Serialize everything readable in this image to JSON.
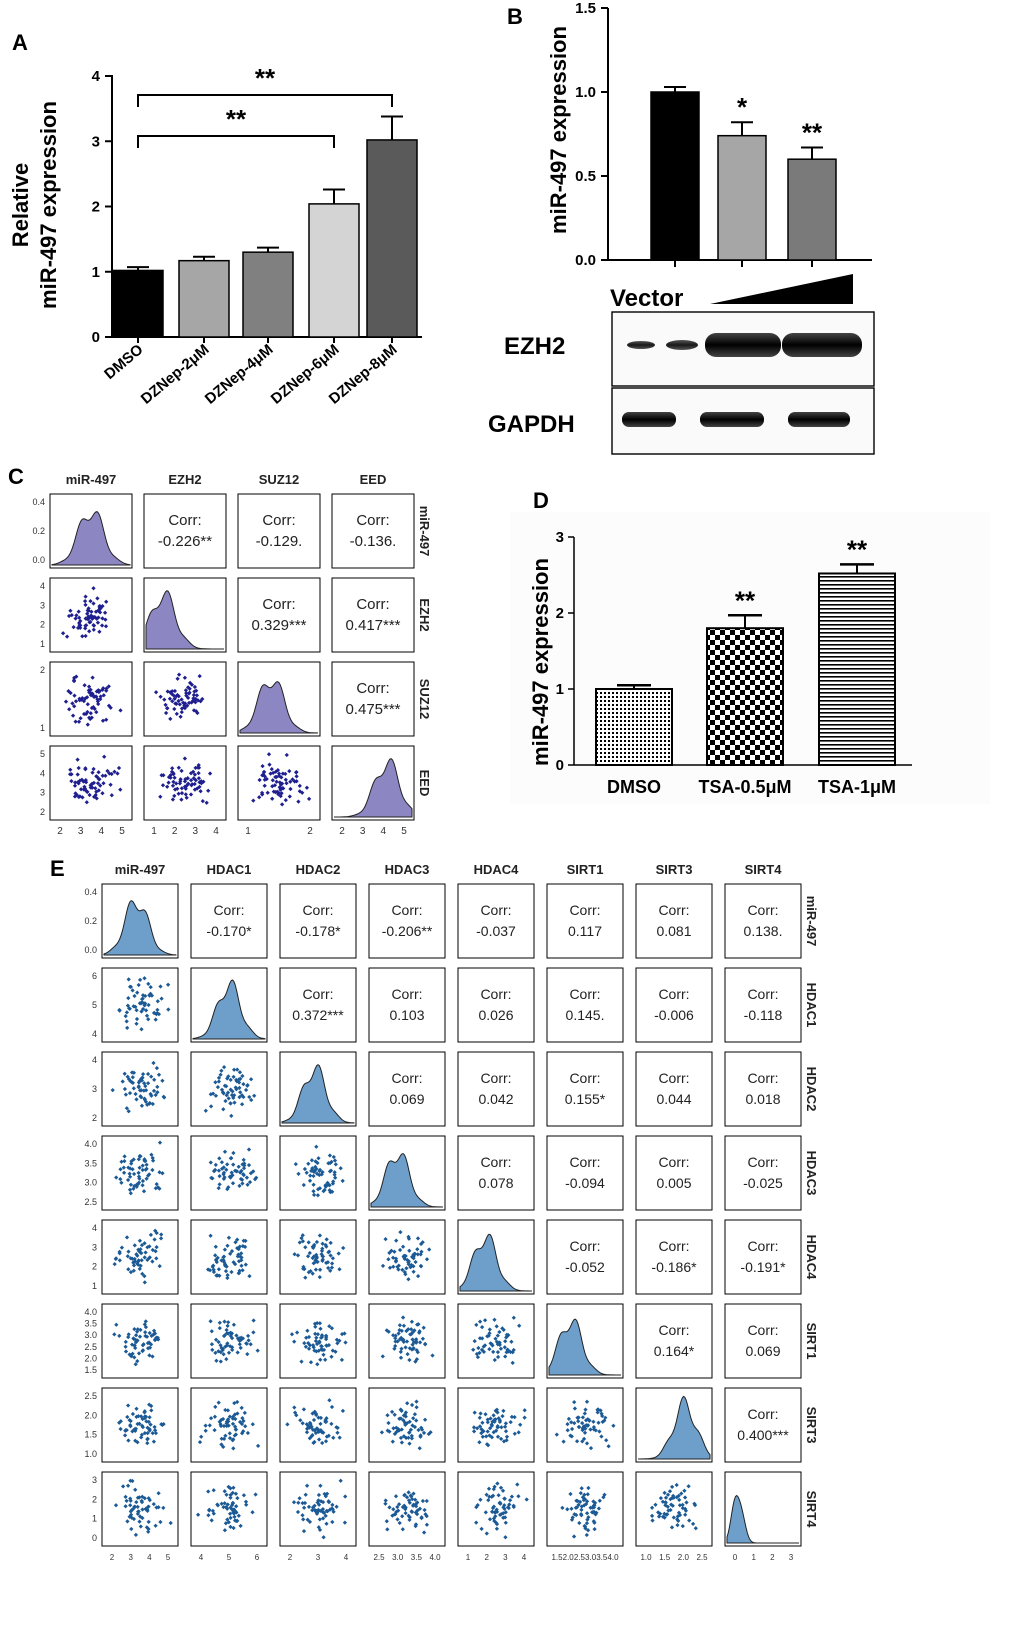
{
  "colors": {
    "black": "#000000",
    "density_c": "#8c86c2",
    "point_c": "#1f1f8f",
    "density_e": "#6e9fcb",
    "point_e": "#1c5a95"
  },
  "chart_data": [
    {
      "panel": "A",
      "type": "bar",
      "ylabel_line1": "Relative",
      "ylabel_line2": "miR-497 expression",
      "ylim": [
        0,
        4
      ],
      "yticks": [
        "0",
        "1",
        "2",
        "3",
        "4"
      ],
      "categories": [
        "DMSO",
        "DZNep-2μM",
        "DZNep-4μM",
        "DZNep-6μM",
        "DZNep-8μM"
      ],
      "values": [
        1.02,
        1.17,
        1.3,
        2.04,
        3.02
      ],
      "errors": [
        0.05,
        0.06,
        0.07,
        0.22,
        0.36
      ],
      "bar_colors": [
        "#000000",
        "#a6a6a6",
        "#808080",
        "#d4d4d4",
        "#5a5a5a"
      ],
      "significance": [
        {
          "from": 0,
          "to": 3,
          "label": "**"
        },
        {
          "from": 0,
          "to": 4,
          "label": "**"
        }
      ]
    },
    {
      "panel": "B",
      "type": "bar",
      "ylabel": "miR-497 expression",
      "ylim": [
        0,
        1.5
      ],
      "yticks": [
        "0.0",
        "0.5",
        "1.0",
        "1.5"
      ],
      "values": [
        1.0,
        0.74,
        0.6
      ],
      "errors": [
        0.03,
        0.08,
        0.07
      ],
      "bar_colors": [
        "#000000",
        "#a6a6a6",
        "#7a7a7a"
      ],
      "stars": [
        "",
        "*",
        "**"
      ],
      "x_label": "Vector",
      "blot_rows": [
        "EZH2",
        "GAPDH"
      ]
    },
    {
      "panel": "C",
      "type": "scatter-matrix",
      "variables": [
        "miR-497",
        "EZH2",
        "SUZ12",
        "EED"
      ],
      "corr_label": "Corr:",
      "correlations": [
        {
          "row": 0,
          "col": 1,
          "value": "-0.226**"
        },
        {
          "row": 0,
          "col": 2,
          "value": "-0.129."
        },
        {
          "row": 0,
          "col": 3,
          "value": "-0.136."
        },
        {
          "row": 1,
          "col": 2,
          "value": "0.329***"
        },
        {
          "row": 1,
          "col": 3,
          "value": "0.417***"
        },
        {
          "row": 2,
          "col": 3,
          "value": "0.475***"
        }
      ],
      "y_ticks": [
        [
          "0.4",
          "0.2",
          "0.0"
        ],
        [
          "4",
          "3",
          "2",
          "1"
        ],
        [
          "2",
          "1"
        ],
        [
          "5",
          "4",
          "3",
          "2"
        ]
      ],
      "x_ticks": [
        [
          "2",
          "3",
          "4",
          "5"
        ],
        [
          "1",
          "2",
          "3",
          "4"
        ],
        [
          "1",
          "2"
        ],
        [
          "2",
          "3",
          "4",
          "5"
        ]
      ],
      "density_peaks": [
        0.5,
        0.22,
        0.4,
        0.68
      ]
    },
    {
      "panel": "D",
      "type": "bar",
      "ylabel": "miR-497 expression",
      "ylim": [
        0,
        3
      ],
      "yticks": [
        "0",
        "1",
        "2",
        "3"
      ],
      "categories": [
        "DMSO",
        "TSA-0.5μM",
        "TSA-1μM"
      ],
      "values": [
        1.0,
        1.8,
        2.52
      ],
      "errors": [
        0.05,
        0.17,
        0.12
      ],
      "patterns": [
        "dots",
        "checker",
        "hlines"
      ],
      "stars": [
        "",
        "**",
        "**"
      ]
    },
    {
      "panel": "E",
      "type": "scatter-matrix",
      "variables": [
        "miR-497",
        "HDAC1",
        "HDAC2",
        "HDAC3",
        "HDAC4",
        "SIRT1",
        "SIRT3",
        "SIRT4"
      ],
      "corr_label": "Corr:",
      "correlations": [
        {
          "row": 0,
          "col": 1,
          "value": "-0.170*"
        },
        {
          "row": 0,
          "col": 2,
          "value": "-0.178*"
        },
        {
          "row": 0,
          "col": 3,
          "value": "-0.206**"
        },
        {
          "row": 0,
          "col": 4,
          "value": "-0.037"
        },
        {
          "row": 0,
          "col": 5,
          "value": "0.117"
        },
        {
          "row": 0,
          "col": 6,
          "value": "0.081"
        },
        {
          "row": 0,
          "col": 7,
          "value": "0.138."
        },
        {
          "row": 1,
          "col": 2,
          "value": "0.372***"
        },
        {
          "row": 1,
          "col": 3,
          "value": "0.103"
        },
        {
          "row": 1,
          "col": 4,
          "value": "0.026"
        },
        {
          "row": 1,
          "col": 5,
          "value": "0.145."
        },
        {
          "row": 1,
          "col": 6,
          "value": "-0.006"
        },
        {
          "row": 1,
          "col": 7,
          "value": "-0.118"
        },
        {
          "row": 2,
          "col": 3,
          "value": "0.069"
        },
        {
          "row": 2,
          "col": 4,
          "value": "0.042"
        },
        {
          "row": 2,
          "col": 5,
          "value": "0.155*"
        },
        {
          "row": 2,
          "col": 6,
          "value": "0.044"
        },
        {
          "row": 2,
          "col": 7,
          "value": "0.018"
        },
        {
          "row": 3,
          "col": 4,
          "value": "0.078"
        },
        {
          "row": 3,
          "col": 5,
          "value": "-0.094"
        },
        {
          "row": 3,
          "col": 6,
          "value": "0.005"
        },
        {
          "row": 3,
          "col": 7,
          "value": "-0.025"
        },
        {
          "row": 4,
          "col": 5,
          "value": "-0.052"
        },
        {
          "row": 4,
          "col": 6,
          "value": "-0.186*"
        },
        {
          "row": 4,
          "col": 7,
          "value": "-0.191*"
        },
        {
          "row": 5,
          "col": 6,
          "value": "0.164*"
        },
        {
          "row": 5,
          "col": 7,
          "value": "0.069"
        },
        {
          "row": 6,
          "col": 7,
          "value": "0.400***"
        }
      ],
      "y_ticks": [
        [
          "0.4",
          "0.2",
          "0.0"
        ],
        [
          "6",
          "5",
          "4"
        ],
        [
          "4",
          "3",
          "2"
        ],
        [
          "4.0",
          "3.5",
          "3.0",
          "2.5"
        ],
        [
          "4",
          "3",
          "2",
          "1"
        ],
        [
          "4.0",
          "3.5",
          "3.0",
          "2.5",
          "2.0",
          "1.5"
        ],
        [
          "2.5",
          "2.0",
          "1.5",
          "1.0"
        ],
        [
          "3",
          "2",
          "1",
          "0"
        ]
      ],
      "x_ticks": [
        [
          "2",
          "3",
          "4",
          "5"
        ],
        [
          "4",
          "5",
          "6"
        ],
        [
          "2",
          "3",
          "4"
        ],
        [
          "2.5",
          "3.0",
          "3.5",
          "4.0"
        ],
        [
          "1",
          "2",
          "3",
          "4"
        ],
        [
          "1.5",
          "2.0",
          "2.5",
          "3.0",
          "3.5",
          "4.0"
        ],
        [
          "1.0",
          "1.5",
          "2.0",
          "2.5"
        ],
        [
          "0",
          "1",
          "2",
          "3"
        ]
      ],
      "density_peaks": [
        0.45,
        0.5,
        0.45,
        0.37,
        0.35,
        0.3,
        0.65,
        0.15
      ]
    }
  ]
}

================

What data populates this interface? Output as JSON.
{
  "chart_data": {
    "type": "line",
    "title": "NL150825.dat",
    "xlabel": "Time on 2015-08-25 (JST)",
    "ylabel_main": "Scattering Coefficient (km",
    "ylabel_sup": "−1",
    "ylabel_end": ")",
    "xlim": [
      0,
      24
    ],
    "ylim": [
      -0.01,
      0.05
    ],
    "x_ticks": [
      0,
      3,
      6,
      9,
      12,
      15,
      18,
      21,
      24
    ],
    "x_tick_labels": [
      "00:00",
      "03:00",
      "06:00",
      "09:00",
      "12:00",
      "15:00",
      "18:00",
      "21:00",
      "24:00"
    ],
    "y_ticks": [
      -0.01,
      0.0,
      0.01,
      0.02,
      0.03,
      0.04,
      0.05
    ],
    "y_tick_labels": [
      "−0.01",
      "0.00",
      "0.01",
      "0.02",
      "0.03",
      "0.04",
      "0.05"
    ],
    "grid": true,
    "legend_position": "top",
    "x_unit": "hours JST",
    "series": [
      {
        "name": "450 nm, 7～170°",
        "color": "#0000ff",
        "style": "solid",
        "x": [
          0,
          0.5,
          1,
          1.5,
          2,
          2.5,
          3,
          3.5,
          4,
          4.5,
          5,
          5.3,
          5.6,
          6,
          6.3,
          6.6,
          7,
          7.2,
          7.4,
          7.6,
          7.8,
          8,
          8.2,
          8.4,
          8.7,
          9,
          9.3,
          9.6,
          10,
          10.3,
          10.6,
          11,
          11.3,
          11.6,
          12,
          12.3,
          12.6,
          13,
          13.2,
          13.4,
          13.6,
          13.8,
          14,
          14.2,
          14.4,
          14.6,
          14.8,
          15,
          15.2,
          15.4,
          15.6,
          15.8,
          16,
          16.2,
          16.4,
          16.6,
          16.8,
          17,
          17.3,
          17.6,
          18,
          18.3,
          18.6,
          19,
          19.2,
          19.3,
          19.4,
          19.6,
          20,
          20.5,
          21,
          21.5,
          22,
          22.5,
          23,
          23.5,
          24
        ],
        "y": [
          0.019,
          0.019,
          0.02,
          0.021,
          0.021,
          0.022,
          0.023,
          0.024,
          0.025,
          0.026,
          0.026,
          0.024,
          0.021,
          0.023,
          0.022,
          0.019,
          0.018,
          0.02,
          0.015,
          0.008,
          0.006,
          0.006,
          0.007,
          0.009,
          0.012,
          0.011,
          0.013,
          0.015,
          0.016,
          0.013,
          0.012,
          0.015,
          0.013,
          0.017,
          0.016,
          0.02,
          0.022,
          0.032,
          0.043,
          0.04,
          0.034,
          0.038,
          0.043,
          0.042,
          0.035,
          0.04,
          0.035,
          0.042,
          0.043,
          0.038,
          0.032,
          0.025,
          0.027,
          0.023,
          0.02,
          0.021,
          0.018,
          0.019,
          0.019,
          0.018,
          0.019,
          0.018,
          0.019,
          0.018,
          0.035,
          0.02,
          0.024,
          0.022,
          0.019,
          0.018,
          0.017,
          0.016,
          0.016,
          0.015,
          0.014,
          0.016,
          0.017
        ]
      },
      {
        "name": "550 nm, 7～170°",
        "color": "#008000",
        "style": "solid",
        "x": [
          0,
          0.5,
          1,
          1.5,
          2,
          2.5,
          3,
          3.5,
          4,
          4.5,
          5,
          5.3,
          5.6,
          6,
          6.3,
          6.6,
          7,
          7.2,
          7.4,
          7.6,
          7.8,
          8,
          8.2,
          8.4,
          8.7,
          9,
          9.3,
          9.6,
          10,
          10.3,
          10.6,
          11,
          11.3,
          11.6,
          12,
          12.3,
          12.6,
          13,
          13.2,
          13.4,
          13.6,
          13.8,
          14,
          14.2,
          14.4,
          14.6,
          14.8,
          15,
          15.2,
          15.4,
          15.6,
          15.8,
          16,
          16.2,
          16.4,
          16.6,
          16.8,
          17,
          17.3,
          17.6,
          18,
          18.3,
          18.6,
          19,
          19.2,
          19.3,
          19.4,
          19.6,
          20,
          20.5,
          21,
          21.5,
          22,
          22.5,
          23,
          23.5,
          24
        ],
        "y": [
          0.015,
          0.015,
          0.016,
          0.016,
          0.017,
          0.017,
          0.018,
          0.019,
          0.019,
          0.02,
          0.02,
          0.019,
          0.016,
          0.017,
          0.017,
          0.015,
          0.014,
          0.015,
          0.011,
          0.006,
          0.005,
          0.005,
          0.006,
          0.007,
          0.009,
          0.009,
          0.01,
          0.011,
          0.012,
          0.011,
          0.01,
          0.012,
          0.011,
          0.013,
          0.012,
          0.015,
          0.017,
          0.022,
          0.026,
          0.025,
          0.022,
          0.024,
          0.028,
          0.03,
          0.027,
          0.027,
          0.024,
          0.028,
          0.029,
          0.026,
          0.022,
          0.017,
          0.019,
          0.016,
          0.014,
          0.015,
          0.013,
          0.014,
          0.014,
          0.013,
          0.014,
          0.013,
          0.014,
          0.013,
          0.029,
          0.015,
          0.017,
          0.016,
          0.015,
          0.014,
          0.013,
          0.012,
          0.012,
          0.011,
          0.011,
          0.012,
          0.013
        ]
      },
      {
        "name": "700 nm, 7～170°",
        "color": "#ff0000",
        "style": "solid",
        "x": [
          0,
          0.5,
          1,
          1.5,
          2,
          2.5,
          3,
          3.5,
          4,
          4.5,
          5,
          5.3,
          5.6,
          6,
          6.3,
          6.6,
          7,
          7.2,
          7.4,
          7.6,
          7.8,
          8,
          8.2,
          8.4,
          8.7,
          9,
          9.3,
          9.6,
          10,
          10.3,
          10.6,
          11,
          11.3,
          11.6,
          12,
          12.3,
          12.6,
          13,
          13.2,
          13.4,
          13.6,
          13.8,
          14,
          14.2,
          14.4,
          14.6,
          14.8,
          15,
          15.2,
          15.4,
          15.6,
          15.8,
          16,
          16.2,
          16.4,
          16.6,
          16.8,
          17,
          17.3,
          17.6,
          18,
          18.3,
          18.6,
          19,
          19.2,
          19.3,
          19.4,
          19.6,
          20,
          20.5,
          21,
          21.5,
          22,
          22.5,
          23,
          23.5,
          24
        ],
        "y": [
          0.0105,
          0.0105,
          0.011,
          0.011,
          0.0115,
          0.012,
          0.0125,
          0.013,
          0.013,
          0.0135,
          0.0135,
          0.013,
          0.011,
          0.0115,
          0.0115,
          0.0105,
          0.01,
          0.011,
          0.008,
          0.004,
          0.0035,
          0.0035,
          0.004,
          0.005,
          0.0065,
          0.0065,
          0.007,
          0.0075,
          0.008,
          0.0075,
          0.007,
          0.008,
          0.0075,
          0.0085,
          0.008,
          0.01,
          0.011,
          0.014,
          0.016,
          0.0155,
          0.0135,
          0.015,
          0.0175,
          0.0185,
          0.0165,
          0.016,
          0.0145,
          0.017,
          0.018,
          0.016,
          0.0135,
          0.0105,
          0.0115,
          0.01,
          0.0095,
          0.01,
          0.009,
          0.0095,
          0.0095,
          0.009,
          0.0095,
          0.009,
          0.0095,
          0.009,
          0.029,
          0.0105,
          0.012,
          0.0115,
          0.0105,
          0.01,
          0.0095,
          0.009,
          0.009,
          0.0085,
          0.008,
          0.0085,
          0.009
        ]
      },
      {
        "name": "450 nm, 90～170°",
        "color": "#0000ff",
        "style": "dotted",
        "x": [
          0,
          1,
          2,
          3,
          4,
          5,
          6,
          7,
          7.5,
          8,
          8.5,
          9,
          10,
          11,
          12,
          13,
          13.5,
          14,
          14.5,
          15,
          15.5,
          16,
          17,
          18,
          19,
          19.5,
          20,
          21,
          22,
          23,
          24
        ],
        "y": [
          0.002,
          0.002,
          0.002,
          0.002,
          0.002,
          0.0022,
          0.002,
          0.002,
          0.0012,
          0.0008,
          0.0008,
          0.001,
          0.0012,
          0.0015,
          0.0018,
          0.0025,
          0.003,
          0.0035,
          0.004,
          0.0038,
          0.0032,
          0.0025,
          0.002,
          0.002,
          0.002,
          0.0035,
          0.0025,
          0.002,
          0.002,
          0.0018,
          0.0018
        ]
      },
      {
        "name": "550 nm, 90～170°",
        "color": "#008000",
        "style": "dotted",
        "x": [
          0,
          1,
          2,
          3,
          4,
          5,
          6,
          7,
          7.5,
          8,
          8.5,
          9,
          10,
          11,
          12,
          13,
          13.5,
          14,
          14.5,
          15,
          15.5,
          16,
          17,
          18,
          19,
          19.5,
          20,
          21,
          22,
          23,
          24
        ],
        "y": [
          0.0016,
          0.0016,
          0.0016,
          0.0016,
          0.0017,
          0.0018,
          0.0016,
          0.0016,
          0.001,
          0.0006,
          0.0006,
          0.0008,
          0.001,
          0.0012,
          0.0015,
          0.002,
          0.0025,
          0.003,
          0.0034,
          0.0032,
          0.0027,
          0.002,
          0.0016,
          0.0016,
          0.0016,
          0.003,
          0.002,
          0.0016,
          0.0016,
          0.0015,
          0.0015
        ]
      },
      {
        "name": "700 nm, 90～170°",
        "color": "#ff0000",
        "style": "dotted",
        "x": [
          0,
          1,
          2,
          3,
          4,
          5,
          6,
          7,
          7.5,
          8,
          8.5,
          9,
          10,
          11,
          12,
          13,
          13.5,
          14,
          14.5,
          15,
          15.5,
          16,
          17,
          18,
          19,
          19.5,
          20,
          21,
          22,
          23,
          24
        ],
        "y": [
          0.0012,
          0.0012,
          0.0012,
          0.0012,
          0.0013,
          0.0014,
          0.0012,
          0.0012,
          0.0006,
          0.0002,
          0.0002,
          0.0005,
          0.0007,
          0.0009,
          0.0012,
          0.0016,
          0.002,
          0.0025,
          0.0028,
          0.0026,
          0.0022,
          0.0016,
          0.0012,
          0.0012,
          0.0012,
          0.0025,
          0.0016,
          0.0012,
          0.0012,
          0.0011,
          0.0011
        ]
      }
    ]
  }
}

================

Give the number of lines in the listing above that hold the string "JSON", with nothing else.

● **Complete output**
2